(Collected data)
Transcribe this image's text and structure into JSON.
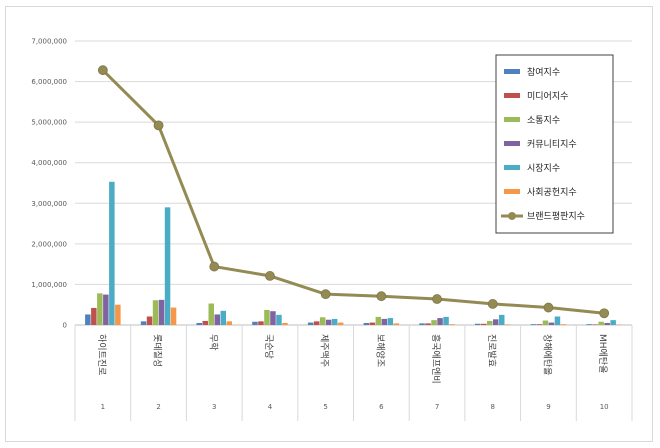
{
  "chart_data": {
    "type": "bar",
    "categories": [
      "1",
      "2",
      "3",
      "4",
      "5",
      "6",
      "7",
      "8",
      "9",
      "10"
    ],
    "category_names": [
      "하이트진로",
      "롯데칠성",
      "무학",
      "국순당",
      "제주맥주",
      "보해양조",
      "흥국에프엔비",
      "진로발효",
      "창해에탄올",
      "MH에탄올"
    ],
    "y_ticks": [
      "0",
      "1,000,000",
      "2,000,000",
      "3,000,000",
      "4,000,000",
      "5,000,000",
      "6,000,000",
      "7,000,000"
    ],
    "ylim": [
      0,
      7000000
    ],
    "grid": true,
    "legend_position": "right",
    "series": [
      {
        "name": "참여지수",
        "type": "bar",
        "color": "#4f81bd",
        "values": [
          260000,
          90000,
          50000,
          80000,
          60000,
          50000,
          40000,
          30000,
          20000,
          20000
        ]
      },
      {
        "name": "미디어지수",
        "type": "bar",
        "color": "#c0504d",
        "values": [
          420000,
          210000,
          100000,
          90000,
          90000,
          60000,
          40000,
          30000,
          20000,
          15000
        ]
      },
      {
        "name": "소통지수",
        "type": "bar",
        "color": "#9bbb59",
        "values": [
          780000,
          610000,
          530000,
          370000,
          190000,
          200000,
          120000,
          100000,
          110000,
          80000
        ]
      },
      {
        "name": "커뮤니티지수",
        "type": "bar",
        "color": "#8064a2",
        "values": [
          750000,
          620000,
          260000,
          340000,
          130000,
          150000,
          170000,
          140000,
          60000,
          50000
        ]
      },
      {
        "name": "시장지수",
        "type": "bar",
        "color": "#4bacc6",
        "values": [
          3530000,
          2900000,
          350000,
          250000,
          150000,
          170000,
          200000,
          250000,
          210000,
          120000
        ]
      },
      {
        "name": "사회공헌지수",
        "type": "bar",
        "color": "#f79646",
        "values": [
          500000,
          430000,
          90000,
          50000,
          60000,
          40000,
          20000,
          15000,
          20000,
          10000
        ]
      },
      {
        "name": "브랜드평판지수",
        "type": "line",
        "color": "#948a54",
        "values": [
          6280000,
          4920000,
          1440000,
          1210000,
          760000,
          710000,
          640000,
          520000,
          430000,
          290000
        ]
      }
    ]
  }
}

--

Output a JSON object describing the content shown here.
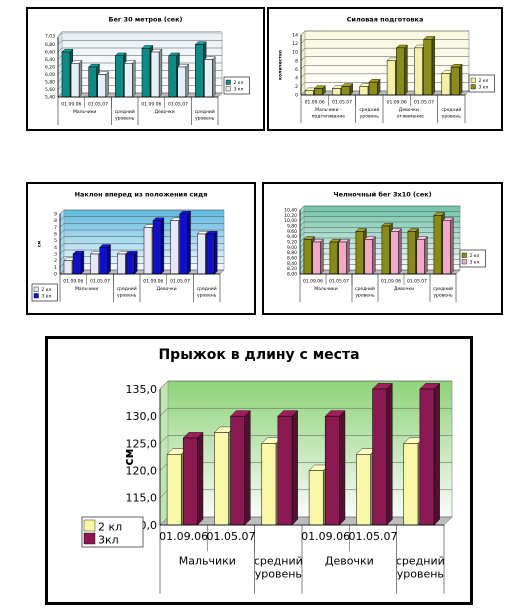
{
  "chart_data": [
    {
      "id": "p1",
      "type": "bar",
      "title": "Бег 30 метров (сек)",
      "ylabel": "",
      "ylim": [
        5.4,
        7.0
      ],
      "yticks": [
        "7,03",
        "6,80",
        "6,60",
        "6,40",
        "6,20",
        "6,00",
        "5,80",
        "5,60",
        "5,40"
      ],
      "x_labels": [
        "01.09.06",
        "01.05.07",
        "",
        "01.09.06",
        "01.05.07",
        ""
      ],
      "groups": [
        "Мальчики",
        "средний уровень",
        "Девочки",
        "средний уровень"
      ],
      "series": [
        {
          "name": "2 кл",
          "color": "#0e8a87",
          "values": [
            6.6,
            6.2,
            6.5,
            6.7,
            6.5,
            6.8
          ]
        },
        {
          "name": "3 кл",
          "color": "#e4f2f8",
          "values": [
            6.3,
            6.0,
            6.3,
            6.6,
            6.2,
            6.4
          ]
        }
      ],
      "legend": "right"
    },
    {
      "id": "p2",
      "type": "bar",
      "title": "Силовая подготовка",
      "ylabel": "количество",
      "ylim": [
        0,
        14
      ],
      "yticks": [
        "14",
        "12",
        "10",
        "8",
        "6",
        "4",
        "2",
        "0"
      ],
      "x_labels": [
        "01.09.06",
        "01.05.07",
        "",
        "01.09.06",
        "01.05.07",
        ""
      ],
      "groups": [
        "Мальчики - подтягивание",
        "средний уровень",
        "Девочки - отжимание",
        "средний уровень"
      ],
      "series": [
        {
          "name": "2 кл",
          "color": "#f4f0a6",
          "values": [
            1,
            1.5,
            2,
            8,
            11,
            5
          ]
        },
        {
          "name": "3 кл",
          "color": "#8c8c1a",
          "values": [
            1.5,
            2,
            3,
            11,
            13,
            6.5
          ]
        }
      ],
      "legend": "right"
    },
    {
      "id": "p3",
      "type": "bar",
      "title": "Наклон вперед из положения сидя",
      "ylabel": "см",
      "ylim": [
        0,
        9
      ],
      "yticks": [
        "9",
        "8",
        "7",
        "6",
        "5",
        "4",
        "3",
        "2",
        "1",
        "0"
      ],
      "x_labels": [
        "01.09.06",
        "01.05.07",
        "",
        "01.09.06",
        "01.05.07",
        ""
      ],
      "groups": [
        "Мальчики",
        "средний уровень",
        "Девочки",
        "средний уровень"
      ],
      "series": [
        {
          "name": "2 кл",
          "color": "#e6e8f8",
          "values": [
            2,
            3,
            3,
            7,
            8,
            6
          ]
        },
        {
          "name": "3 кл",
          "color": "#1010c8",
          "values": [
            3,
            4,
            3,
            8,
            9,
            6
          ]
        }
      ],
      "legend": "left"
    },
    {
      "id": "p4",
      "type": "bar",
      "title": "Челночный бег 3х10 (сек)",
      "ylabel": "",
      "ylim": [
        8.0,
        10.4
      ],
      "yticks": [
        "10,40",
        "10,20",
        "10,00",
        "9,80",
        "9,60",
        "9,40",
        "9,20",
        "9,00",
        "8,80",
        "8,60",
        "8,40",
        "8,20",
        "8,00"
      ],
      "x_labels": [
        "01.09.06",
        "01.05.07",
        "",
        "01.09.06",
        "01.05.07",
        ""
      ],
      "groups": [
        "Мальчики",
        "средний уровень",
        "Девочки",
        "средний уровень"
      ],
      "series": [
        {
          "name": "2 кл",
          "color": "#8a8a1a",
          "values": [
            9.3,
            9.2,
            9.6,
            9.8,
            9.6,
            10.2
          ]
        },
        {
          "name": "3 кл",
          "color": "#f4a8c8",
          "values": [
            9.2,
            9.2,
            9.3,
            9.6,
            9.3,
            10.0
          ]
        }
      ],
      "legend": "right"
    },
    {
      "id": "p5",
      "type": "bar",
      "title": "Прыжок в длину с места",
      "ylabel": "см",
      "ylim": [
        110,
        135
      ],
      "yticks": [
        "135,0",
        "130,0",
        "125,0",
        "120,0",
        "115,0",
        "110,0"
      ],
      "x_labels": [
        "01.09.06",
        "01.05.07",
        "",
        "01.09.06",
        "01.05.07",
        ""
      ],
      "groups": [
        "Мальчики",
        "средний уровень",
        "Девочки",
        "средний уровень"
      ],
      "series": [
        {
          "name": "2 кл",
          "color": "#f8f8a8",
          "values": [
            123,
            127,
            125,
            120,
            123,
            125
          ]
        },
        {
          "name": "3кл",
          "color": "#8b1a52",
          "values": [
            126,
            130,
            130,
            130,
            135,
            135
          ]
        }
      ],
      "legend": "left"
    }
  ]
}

...

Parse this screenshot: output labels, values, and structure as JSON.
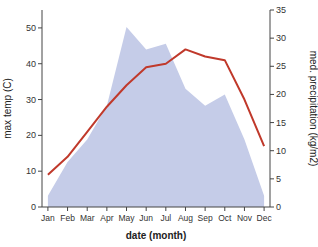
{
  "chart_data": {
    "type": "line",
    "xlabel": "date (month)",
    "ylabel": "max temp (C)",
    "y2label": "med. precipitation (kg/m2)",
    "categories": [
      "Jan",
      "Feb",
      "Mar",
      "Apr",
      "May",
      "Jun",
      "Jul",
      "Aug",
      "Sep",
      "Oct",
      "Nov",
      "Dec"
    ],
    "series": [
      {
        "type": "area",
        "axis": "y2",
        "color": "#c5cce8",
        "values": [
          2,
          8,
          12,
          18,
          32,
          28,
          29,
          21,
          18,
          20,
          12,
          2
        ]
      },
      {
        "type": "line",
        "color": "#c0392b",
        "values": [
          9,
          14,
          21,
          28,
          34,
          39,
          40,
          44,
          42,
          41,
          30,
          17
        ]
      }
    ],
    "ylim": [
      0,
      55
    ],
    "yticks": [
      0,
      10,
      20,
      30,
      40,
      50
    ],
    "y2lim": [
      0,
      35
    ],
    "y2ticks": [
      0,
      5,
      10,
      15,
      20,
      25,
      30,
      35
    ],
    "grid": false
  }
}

▶ [WHAT IS BEING ASKED]:
Reply with one number only: how many lines of the listing hold "this"?

▶ [TASK ANSWER]:
2